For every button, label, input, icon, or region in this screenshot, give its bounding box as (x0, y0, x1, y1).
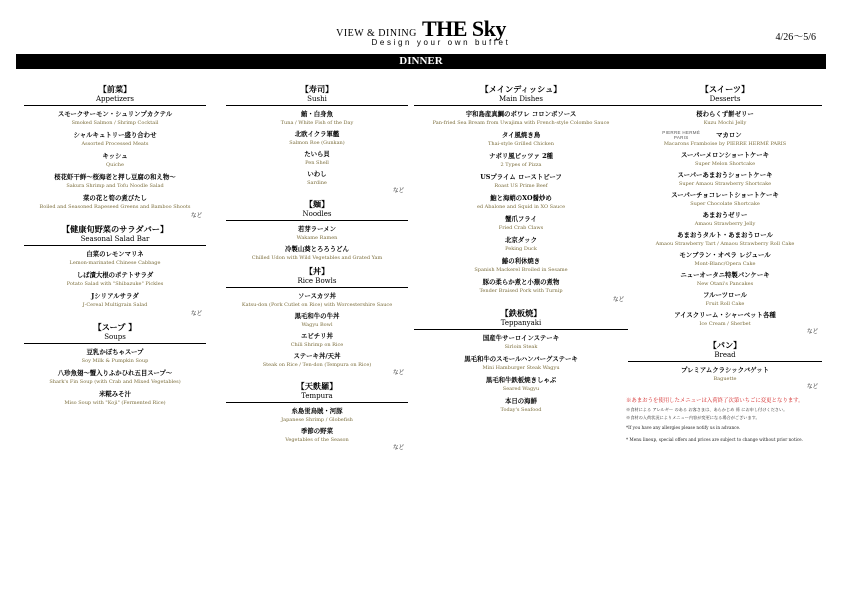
menu-section (412, 84, 630, 304)
section-title-jp: 【パン】 (708, 340, 742, 350)
section-title-jp: 【前菜】 (98, 84, 132, 94)
item-name-jp: 米糀みそ汁 (99, 390, 131, 398)
section-title-en: Teppanyaki (414, 319, 628, 330)
menu-item (224, 352, 410, 369)
item-name-en: Japanese Shrimp / Globefish (281, 417, 353, 423)
section-title-jp: 【天麩羅】 (296, 381, 338, 391)
menu-section (22, 224, 208, 318)
section-title-en: Appetizers (24, 95, 206, 106)
item-name-jp: ソースカツ丼 (297, 292, 337, 300)
menu-column-1 (22, 84, 208, 411)
menu-item (412, 194, 630, 211)
item-name-en: Pan-fried Sea Bream from Uwajima with French-style Colombo Sauce (432, 120, 610, 126)
item-name-jp: 鰆の利休焼き (501, 257, 541, 265)
section-title-en: Noodles (226, 210, 408, 221)
item-name-jp: あまおうゼリー (702, 211, 748, 219)
section-title-en: Soups (24, 333, 206, 344)
etc-label: など (190, 311, 202, 317)
item-name-en: Chilled Udon with Wild Vegetables and Grated Yam (251, 255, 383, 261)
item-name-en: Salmon Roe (Gunkan) (289, 140, 345, 146)
menu-section (626, 340, 824, 391)
item-name-jp: 鮪・白身魚 (301, 110, 333, 118)
section-title-en: Seasonal Salad Bar (24, 235, 206, 246)
etc-label: など (806, 329, 818, 335)
item-name-en: Super Amaou Strawberry Shortcake (678, 181, 772, 187)
brand-big-text: THE Sky (421, 16, 506, 41)
item-name-jp: 季節の野菜 (301, 427, 333, 435)
item-name-en: Chili Shrimp on Rice (290, 342, 344, 348)
item-name-en: Vegetables of the Season (285, 437, 349, 443)
logo-row (626, 130, 824, 140)
item-name-en: Fried Crab Claws (498, 225, 544, 231)
menu-item (626, 171, 824, 188)
item-name-en: Kuzu Mochi Jelly (703, 120, 747, 126)
item-name-jp: 黒毛和牛のスモールハンバーグステーキ (464, 355, 578, 363)
section-title-en: Bread (628, 351, 822, 362)
item-name-en: Boiled and Seasoned Rapeseed Greens and Bamboo Shoots (39, 204, 191, 210)
menu-item (626, 366, 824, 383)
etc-label: など (190, 213, 202, 219)
item-name-en: Seared Wagyu (502, 386, 540, 392)
item-name-jp: ニューオータニ特製パンケーキ (680, 271, 770, 279)
pierre-herme-logo (662, 130, 700, 140)
menu-item (22, 110, 208, 127)
item-name-jp: 豚の柔らか煮と小蕪の煮物 (482, 278, 560, 286)
item-name-en: J-Cereal Multigrain Salad (82, 302, 148, 308)
menu-item (22, 250, 208, 267)
item-name-jp: マカロン (716, 130, 742, 139)
item-name-jp: 白菜のレモンマリネ (86, 250, 144, 258)
section-title-jp: 【スイーツ】 (700, 84, 750, 94)
item-name-en: 2 Types of Pizza (500, 162, 542, 168)
menu-item (22, 348, 208, 365)
item-name-jp: 黒毛和牛鉄板焼きしゃぶ (485, 376, 557, 384)
menu-change-note-en: * Menu lineup, special offers and prices are subject to change without prior notice. (626, 437, 803, 442)
item-name-en: Sirloin Steak (504, 344, 538, 350)
menu-section (224, 199, 410, 262)
etc-label: など (392, 370, 404, 376)
strawberry-note: ※あまおうを使用したメニューは入荷終了次第いちごに変更となります。 (626, 398, 804, 404)
menu-item (224, 110, 410, 127)
item-name-jp: 北京ダック (505, 236, 537, 244)
item-name-jp: キッシュ (102, 152, 128, 160)
item-name-jp: 菜の花と筍の煮びたし (83, 194, 147, 202)
item-name-jp: しば漬大根のポテトサラダ (76, 271, 154, 279)
item-name-jp: 北欧イクラ軍艦 (294, 130, 340, 138)
section-title-jp: 【健康旬野菜のサラダバー】 (61, 224, 169, 234)
menu-item (224, 150, 410, 167)
logo-line-1: PIERRE HERMÉ (662, 130, 701, 135)
section-title-jp: 【スープ 】 (93, 322, 137, 332)
menu-section (22, 322, 208, 407)
item-name-en: ed Abalone and Squid in XO Sauce (476, 204, 566, 210)
etc-label: など (612, 297, 624, 303)
menu-item (22, 390, 208, 407)
item-name-jp: 蟹爪フライ (505, 215, 537, 223)
section-title-en: Rice Bowls (226, 277, 408, 288)
menu-item (22, 271, 208, 288)
menu-item (626, 231, 824, 248)
item-name-en: Mini Hamburger Steak Wagyu (482, 365, 560, 371)
menu-item (626, 110, 824, 127)
menu-item (224, 225, 410, 242)
menu-item (224, 427, 410, 444)
allergy-note-en: *If you have any allergies please notify us in advance. (626, 425, 741, 430)
item-name-en: Baguette (713, 376, 737, 382)
date-range: 4/26～5/6 (775, 32, 816, 43)
item-name-en: Macarons Framboise by PIERRE HERMÉ PARIS (663, 141, 787, 147)
brand-small-text: VIEW & DINING (336, 28, 417, 39)
section-title-jp: 【鉄板焼】 (500, 308, 542, 318)
item-name-en: Soy Milk & Pumpkin Soup (81, 358, 149, 364)
item-name-jp: 桜わらくず餅ゼリー (696, 110, 754, 118)
menu-item (412, 110, 630, 127)
item-name-jp: アイスクリーム・シャーベット各種 (674, 311, 776, 319)
item-name-jp: フルーツロール (702, 291, 748, 299)
section-title-en: Sushi (226, 95, 408, 106)
item-name-en: Mont-Blanc/Opera Cake (694, 261, 756, 267)
menu-section (412, 308, 630, 414)
item-name-en: Super Chocolate Shortcake (690, 201, 760, 207)
item-name-jp: 本日の海鮮 (505, 397, 537, 405)
item-name-en: Lemon-marinated Chinese Cabbage (69, 260, 161, 266)
item-name-en: Amaou Strawberry Tart / Amaou Strawberry Roll Cake (655, 241, 795, 247)
menu-item (22, 194, 208, 211)
menu-item (224, 292, 410, 309)
section-title-en: Tempura (226, 392, 408, 403)
brand-tagline: Design your own buffet (371, 38, 511, 47)
menu-section (626, 84, 824, 336)
menu-item (412, 215, 630, 232)
menu-section (224, 84, 410, 195)
item-name-en: Thai-style Grilled Chicken (488, 141, 554, 147)
section-title-jp: 【麺】 (304, 199, 330, 209)
item-name-en: New Otani's Pancakes (696, 281, 754, 287)
etc-label: など (392, 188, 404, 194)
menu-item (224, 332, 410, 349)
menu-column-2 (224, 84, 410, 456)
meal-banner: DINNER (16, 54, 826, 69)
menu-item (224, 312, 410, 329)
item-name-en: Sakura Shrimp and Tofu Noodle Salad (66, 183, 164, 189)
menu-item (22, 369, 208, 386)
item-name-jp: スーパーチョコレートショートケーキ (671, 191, 779, 199)
menu-item (412, 376, 630, 393)
item-name-jp: 若芽ラーメン (297, 225, 337, 233)
item-name-jp: 国産牛サーロインステーキ (482, 334, 560, 342)
menu-item (626, 291, 824, 308)
menu-item (224, 170, 410, 187)
menu-item (626, 211, 824, 228)
item-name-jp: スーパーあまおうショートケーキ (677, 171, 773, 179)
section-title-en: Desserts (628, 95, 822, 106)
item-name-jp: 八珍魚翅～蟹入りふかひれ五目スープ～ (57, 369, 173, 377)
menu-item (412, 397, 630, 414)
item-name-jp: たいら貝 (304, 150, 330, 158)
menu-column-4 (626, 84, 824, 446)
section-title-jp: 【寿司】 (300, 84, 334, 94)
item-name-jp: ステーキ丼/天丼 (293, 352, 341, 360)
menu-section (224, 381, 410, 452)
menu-section (22, 84, 208, 220)
item-name-jp: シャルキュトリー盛り合わせ (73, 131, 157, 139)
menu-item (22, 292, 208, 309)
item-name-en: Potato Salad with "Shibazuke" Pickles (66, 281, 164, 287)
menu-item (412, 278, 630, 295)
menu-item (626, 130, 824, 148)
item-name-en: Quiche (106, 162, 124, 168)
item-name-jp: 豆乳かぼちゃスープ (86, 348, 144, 356)
item-name-en: Super Melon Shortcake (694, 161, 756, 167)
item-name-jp: あまおうタルト・あまおうロール (677, 231, 773, 239)
item-name-en: Roast US Prime Beef (494, 183, 548, 189)
menu-item (22, 131, 208, 148)
item-name-jp: 黒毛和牛の牛丼 (294, 312, 340, 320)
item-name-jp: エビチリ丼 (301, 332, 333, 340)
menu-item (224, 130, 410, 147)
item-name-jp: スーパーメロンショートケーキ (680, 151, 770, 159)
menu-item (626, 251, 824, 268)
item-name-en: Wagyu Bowl (301, 322, 333, 328)
item-name-en: Shark's Fin Soup (with Crab and Mixed Vegetables) (49, 379, 181, 385)
item-name-en: Wakame Ramen (296, 235, 338, 241)
menu-item (224, 245, 410, 262)
item-name-en: Spanish Mackerel Broiled in Sesame (474, 267, 568, 273)
menu-section (224, 266, 410, 377)
allergy-note-jp: ※食材による アレルギー のある お客さまは、あらかじめ 係 にお申し付けください。 (626, 407, 788, 412)
menu-item (224, 407, 410, 424)
item-name-en: Ice Cream / Sherbet (699, 321, 751, 327)
item-name-en: Miso Soup with "Koji" (Fermented Rice) (64, 400, 166, 406)
item-name-en: Fruit Roll Cake (705, 301, 745, 307)
item-name-en: Tender Braised Pork with Turnip (479, 288, 563, 294)
item-name-jp: 冷製山葵とろろうどん (285, 245, 349, 253)
menu-item (412, 257, 630, 274)
menu-item (626, 311, 824, 328)
menu-item (412, 355, 630, 372)
item-name-en: Assorted Processed Meats (81, 141, 149, 147)
menu-item (412, 173, 630, 190)
item-name-jp: 宇和島産真鯛のポワレ コロンボソース (465, 110, 577, 118)
section-title-jp: 【メインディッシュ】 (480, 84, 562, 94)
item-name-jp: USプライム ローストビーフ (480, 173, 562, 181)
section-title-en: Main Dishes (414, 95, 628, 106)
item-name-jp: 鮑と海蛸のXO醤炒め (490, 194, 552, 202)
menu-item (412, 334, 630, 351)
item-name-en: Peking Duck (505, 246, 537, 252)
logo-line-2: PARIS (673, 135, 689, 140)
menu-item (412, 131, 630, 148)
notes-block (626, 397, 824, 446)
menu-column-3 (412, 84, 630, 418)
item-name-jp: タイ風焼き鳥 (501, 131, 541, 139)
menu-item (626, 151, 824, 168)
item-name-en: Smoked Salmon / Shrimp Cocktail (71, 120, 159, 126)
item-name-en: Pen Shell (305, 160, 329, 166)
item-name-jp: 糸島蛍烏賊・河豚 (291, 407, 343, 415)
item-name-jp: モンブラン・オペラ レジュール (679, 251, 771, 259)
etc-label: など (392, 445, 404, 451)
menu-item (626, 271, 824, 288)
item-name-en: Amaou Strawberry Jelly (694, 221, 756, 227)
item-name-jp: Jシリアルサラダ (91, 292, 139, 300)
item-name-jp: プレミアムクラシックバゲット (681, 366, 769, 374)
section-title-jp: 【丼】 (304, 266, 330, 276)
menu-item (412, 152, 630, 169)
item-name-en: Tuna / White Fish of the Day (280, 120, 354, 126)
menu-change-note-jp: ※食材の入荷状況によりメニュー内容が変更になる場合がございます。 (626, 415, 760, 420)
item-name-en: Katsu-don (Pork Cutlet on Rice) with Worcestershire Sauce (241, 302, 393, 308)
item-name-jp: 桜花虾干鲜～桜海老と押し豆腐の和え物～ (54, 173, 176, 181)
item-name-jp: スモークサーモン・シュリンプカクテル (57, 110, 173, 118)
item-name-jp: いわし (307, 170, 327, 178)
item-name-en: Steak on Rice / Ten-don (Tempura on Rice) (262, 362, 372, 368)
menu-item (412, 236, 630, 253)
etc-label: など (806, 384, 818, 390)
item-name-en: Today's Seafood (500, 407, 542, 413)
item-name-en: Sardine (307, 180, 327, 186)
menu-item (626, 191, 824, 208)
item-name-jp: ナポリ風ピッツァ 2種 (489, 152, 553, 160)
menu-item (22, 173, 208, 190)
menu-item (22, 152, 208, 169)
************
Written exercise
Turn everything from the line with "menu-section (412, 84, 630, 304)" down to the line with "etc-label: など (190, 213, 202, 219)" into a numbered list, leaving out any blank lines.

Task result
1. menu-section (412, 84, 630, 304)
2. section-title-jp: 【パン】 (708, 340, 742, 350)
3. section-title-jp: 【前菜】 (98, 84, 132, 94)
4. item-name-jp: 米糀みそ汁 (99, 390, 131, 398)
5. section-title-en: Teppanyaki (414, 319, 628, 330)
6. menu-item (224, 352, 410, 369)
7. item-name-en: Japanese Shrimp / Globefish (281, 417, 353, 423)
8. section-title-jp: 【天麩羅】 (296, 381, 338, 391)
9. menu-section (22, 224, 208, 318)
10. section-title-en: Appetizers (24, 95, 206, 106)
11. item-name-jp: ソースカツ丼 (297, 292, 337, 300)
12. menu-column-1 (22, 84, 208, 411)
13. menu-item (412, 194, 630, 211)
14. item-name-en: Pan-fried Sea Bream from Uwajima with French-style Colombo Sauce (432, 120, 610, 126)
15. item-name-jp: 鰆の利休焼き (501, 257, 541, 265)
16. section-title-en: Noodles (226, 210, 408, 221)
17. item-name-jp: あまおうゼリー (702, 211, 748, 219)
18. section-title-en: Soups (24, 333, 206, 344)
19. etc-label: など (190, 311, 202, 317)
20. item-name-en: Chilled Udon with Wild Vegetables and Grated Yam (251, 255, 383, 261)
21. item-name-en: Salmon Roe (Gunkan) (289, 140, 345, 146)
22. menu-section (626, 340, 824, 391)
23. item-name-jp: 鮪・白身魚 (301, 110, 333, 118)
24. section-title-en: Seasonal Salad Bar (24, 235, 206, 246)
25. etc-label: など (806, 329, 818, 335)
26. item-name-en: Super Amaou Strawberry Shortcake (678, 181, 772, 187)
27. brand-big-text: THE Sky (421, 16, 506, 41)
28. item-name-jp: 季節の野菜 (301, 427, 333, 435)
29. item-name-en: Chili Shrimp on Rice (290, 342, 344, 348)
30. item-name-en: Vegetables of the Season (285, 437, 349, 443)
31. logo-row (626, 130, 824, 140)
32. item-name-en: Fried Crab Claws (498, 225, 544, 231)
33. menu-item (626, 171, 824, 188)
34. item-name-en: Kuzu Mochi Jelly (703, 120, 747, 126)
35. item-name-jp: 黒毛和牛のスモールハンバーグステーキ (464, 355, 578, 363)
36. section-title-en: Bread (628, 351, 822, 362)
37. item-name-en: Boiled and Seasoned Rapeseed Greens and Bamboo Shoots (39, 204, 191, 210)
38. menu-item (626, 366, 824, 383)
39. etc-label: など (190, 213, 202, 219)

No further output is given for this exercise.